*Set exercise*
Transcribe all the records exactly and omit any images they hold.

-- begin Exercise input --

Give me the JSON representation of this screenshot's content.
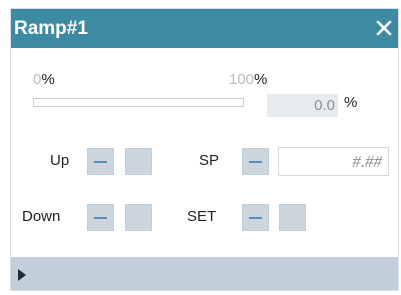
{
  "window": {
    "title": "Ramp#1",
    "close_icon": "close-icon"
  },
  "range": {
    "min_value": "0",
    "min_unit": "%",
    "max_value": "100",
    "max_unit": "%",
    "progress_fraction": 0.0
  },
  "output": {
    "value": "0.0",
    "unit": "%"
  },
  "controls": {
    "up_label": "Up",
    "down_label": "Down",
    "sp_label": "SP",
    "set_label": "SET",
    "sp_placeholder": "#.##"
  },
  "footer": {
    "expand_icon": "triangle-right-icon"
  },
  "colors": {
    "titlebar": "#3d8aa3",
    "button": "#ccd6df",
    "footer": "#c3cedb"
  }
}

-- end Exercise input --

*Exercise answer*
Give me the JSON representation of this screenshot's content.
{
  "window": {
    "title": "Ramp#1",
    "close_icon": "close-icon"
  },
  "range": {
    "min_value": "0",
    "min_unit": "%",
    "max_value": "100",
    "max_unit": "%",
    "progress_fraction": 0.0
  },
  "output": {
    "value": "0.0",
    "unit": "%"
  },
  "controls": {
    "up_label": "Up",
    "down_label": "Down",
    "sp_label": "SP",
    "set_label": "SET",
    "sp_placeholder": "#.##"
  },
  "footer": {
    "expand_icon": "triangle-right-icon"
  },
  "colors": {
    "titlebar": "#3d8aa3",
    "button": "#ccd6df",
    "footer": "#c3cedb"
  }
}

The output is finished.